··· QUOTED TEXT

Understanding the Concept:
Whenever an integral contains a rational expression involving trigonometric functions, it is often helpful to rewrite the numerator in terms of the denominator. This simplifies the expression considerably and makes integration straightforward.
We are given:
\[
I=\int_{0}^{\frac{\pi}{2}} \frac{3\sin x+4\cos x}{\sin x+\cos x}\,dx
\]
Our goal is to simplify the integrand before integrating.
Step 1: Express the numerator suitably.
Observe that:
\[
3\sin x+4\cos x
\]
can be rewritten as:
\[
\frac72(\sin x+\cos x)+\frac12(\cos x-\sin x)
\]
Let us verify:
\[
\frac72\sin x+\frac72\cos x+\frac12\cos x-\frac12\sin x
\]
\[
=\left(\frac72-\frac12\right)\sin x+\left(\frac72+\frac12\right)\cos x
\]
\[
=3\sin x+4\cos x
\]
Hence,
\[
I=\int_{0}^{\frac{\pi}{2}}
\frac{
\frac72(\sin x+\cos x)+\frac12(\cos x-\sin x)
}{
\sin x+\cos x
}\,dx
\]
Splitting the fraction,
\[
I=\int_{0}^{\frac{\pi}{2}}
\left[
\frac72+\frac12\cdot
\frac{\cos x-\sin x}{\sin x+\cos x}
\right]dx
\]
Step 2: Separate the integral.

······

PROBLEM SET:
A. In the integral solution, what coefficient multiplies (sin x + cos x) when the numerator 3 sin x + 4 cos x is rewritten?
B. Please carry on the integral solution from its last line, "Step 2: Separate the integral."

··· DATA SECTION

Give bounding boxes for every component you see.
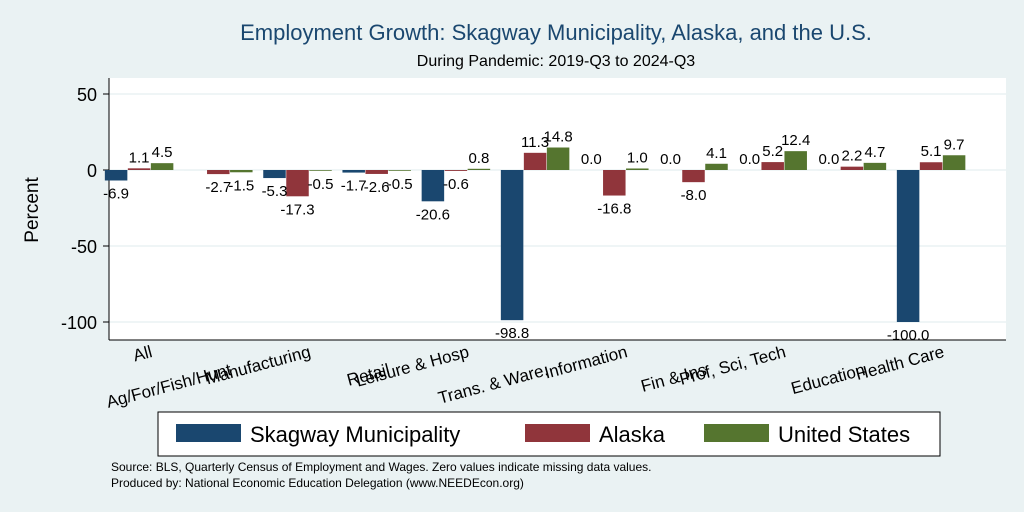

······

PER-TASK OUTPUTS:
A. 7/2

B.
\[
I=
\frac72\int_{0}^{\frac{\pi}{2}}dx
+
\frac12
\int_{0}^{\frac{\pi}{2}}
\frac{\cos x-\sin x}{\sin x+\cos x}\,dx
\]
Step 3: Evaluate the first integral.
\[
\frac72\int_{0}^{\frac{\pi}{2}}dx
=
\frac72\left[\frac{\pi}{2}\right]
\]
\[
=\frac{7\pi}{4}
\]
Step 4: Evaluate the second integral.
Notice that:
\[
\frac{d}{dx}(\sin x+\cos x)=\cos x-\sin x
\]
Thus,
\[
\int
\frac{\cos x-\sin x}{\sin x+\cos x}\,dx
=
\ln|\sin x+\cos x|
\]
Therefore,
\[
\frac12
\left[
\ln|\sin x+\cos x|
\right]_{0}^{\frac{\pi}{2}}
\]
Substituting limits:
At \(x=\frac{\pi}{2}\),
\[
\sin\frac{\pi}{2}+\cos\frac{\pi}{2}=1+0=1
\]
At \(x=0\),
\[
\sin0+\cos0=0+1=1
\]
Hence,
\[
\ln1-\ln1=0
\]
So the second integral contributes:
\[
0
\]
Step 5: Final answer.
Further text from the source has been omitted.